Exercise:
Find every line in the records that holds the string "Mirador". Copy each one.

-- The data follows --

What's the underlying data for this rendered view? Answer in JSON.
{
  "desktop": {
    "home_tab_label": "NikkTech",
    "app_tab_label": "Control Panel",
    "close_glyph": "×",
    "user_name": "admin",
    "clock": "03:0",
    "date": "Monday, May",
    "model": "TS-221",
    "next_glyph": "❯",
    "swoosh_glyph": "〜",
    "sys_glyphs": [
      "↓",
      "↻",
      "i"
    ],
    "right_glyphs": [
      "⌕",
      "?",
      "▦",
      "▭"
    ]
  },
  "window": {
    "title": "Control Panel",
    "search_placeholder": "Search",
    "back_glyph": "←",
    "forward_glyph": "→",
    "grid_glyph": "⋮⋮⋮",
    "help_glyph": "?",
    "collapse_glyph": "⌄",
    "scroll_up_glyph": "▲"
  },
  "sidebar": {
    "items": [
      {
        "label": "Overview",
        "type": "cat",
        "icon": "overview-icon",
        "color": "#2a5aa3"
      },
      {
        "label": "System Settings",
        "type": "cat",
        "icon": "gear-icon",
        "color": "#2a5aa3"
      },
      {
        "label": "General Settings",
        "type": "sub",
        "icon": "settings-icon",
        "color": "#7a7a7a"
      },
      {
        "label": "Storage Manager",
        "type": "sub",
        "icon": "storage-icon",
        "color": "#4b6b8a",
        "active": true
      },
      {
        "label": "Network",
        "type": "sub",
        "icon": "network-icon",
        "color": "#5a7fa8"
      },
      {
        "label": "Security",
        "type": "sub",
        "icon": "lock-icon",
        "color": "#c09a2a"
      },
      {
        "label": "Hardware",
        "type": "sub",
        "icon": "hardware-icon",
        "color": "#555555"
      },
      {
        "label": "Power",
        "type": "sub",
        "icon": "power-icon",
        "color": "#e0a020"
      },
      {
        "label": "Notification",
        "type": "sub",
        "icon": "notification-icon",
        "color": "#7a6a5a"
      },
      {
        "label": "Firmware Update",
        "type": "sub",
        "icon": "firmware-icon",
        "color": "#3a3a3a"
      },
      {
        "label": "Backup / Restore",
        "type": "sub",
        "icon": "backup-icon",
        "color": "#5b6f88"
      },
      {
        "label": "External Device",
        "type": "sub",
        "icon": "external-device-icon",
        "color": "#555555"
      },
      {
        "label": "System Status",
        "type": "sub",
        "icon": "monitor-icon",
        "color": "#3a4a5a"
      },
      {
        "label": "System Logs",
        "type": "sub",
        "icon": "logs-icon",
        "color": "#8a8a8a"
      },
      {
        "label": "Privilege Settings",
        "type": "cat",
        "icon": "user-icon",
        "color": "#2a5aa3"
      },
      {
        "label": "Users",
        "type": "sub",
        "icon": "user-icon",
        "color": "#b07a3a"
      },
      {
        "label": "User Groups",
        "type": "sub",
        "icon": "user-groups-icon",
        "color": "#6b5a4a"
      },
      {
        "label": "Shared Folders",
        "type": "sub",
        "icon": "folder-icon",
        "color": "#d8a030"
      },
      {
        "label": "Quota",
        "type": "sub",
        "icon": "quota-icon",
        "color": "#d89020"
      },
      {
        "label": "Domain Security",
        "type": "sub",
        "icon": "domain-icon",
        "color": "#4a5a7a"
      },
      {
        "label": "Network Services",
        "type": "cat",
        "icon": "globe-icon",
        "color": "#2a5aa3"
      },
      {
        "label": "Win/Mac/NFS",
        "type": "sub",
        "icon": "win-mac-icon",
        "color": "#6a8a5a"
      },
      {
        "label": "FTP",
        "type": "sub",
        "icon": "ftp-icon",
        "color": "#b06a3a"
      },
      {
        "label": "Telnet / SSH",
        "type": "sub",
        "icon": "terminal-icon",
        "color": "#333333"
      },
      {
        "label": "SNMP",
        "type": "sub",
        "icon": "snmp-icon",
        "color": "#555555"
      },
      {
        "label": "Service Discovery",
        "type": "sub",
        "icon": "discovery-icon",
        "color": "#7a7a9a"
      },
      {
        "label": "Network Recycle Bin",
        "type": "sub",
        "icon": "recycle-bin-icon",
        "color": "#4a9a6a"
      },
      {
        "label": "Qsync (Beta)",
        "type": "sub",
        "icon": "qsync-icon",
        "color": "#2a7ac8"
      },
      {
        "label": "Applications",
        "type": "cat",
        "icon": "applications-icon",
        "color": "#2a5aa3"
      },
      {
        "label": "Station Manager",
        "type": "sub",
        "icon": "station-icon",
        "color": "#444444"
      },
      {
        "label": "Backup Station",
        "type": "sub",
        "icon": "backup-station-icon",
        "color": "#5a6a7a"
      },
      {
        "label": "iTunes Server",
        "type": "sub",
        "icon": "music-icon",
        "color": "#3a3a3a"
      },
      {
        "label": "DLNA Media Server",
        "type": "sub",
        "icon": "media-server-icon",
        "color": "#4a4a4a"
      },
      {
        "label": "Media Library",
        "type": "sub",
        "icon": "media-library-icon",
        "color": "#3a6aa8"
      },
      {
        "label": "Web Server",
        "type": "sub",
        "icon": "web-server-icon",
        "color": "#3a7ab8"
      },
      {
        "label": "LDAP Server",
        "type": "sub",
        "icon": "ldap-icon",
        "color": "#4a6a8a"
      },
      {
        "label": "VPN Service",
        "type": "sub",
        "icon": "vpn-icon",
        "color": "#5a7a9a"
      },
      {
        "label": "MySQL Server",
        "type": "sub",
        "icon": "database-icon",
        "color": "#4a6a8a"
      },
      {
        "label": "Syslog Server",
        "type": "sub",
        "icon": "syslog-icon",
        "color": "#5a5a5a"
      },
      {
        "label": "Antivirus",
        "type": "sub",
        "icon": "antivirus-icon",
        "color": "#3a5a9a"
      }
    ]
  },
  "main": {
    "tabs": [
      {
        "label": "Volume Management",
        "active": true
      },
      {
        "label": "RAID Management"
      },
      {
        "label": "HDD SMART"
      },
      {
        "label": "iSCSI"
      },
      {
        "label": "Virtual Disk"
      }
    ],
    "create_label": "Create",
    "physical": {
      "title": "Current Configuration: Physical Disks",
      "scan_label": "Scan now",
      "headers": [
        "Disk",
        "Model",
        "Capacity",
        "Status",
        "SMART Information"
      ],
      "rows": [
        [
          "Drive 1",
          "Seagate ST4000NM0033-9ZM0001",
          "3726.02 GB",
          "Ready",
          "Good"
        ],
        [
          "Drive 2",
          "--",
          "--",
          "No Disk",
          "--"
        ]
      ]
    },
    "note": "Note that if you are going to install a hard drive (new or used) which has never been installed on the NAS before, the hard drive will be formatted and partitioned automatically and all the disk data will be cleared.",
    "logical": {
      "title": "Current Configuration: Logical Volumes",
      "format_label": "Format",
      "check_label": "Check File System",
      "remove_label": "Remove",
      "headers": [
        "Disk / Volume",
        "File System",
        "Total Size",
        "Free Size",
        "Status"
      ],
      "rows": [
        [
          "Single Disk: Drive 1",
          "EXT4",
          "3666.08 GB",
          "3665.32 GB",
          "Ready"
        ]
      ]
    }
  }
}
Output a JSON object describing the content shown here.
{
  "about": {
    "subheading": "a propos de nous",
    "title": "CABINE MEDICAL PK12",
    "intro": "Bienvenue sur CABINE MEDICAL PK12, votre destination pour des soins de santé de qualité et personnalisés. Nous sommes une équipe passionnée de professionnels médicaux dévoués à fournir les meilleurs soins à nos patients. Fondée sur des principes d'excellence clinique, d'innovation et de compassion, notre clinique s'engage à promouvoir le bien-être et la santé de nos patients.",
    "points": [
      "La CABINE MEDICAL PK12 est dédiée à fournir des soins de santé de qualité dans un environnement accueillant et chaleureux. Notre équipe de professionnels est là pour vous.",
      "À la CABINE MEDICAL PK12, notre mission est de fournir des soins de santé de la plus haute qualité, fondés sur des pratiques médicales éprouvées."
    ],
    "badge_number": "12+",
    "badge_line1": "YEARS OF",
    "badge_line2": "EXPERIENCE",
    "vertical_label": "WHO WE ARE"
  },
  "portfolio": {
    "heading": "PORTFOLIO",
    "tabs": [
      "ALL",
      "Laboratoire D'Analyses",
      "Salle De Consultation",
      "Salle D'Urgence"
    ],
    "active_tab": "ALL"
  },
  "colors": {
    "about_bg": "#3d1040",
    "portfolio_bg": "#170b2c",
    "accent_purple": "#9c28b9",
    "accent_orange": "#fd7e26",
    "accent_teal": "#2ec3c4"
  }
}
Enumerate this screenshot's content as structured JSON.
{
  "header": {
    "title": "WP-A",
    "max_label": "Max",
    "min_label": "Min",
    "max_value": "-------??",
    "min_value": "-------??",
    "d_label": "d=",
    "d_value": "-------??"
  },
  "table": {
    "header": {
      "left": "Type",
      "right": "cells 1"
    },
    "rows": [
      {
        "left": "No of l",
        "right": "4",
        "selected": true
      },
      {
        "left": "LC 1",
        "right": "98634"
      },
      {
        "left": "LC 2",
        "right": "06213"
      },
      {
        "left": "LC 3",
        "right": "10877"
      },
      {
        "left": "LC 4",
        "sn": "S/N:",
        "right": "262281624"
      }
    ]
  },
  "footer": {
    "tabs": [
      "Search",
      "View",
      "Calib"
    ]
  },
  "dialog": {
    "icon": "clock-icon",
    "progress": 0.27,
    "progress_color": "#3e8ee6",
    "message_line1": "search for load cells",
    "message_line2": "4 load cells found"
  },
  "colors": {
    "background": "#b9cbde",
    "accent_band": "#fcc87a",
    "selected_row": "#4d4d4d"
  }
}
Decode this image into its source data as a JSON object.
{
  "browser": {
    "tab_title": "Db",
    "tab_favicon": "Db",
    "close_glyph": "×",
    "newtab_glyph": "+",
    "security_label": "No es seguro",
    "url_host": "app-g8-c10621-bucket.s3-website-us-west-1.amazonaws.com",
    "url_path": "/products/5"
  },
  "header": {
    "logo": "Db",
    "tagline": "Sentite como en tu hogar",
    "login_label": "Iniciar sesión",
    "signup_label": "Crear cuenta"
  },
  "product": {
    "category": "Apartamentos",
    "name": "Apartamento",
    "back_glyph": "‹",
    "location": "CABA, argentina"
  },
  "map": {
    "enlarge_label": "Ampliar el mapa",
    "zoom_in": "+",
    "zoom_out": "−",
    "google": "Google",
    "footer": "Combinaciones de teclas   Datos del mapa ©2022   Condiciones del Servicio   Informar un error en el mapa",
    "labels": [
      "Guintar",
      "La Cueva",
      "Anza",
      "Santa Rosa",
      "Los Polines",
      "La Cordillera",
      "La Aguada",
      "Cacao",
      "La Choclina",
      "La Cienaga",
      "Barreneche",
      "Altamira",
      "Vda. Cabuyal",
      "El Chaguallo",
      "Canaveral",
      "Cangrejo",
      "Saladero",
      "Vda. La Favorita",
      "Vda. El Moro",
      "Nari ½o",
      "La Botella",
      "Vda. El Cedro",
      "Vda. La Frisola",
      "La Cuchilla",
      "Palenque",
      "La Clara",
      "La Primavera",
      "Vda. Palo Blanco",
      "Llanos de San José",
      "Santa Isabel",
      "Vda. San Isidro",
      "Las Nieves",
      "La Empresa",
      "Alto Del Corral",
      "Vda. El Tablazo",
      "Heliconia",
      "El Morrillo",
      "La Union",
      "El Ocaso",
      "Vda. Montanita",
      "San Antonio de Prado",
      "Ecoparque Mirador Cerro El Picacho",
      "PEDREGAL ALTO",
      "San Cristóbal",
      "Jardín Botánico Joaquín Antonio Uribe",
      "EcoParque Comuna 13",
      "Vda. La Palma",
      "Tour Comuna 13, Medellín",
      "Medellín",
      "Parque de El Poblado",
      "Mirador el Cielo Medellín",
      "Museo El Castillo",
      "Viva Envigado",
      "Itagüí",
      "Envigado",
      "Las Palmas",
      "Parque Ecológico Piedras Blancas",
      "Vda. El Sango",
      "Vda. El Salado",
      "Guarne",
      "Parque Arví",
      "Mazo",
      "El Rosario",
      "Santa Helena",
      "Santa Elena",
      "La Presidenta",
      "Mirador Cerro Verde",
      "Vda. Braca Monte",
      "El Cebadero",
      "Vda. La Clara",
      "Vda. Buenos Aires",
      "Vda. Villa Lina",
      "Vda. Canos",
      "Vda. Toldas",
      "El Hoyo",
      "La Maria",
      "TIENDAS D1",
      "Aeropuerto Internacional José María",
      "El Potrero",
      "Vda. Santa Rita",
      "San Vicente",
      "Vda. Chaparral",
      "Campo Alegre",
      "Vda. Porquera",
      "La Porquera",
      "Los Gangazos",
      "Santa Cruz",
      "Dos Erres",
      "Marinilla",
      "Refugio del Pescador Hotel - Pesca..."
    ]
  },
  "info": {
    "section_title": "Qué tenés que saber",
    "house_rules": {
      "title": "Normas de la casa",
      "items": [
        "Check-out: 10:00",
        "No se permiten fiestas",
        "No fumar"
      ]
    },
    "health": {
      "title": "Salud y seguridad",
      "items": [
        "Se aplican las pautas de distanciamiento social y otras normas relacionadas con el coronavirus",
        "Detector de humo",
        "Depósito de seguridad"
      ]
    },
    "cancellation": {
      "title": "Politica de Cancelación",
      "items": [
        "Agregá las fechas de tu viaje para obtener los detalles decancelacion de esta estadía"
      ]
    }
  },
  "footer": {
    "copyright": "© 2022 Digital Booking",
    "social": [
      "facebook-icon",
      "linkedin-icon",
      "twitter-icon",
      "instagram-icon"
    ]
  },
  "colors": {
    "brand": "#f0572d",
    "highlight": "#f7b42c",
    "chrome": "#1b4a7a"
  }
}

-- The data concluded --

Exercise result:
      "Ecoparque Mirador Cerro El Picacho",
      "Mirador el Cielo Medellín",
      "Mirador Cerro Verde",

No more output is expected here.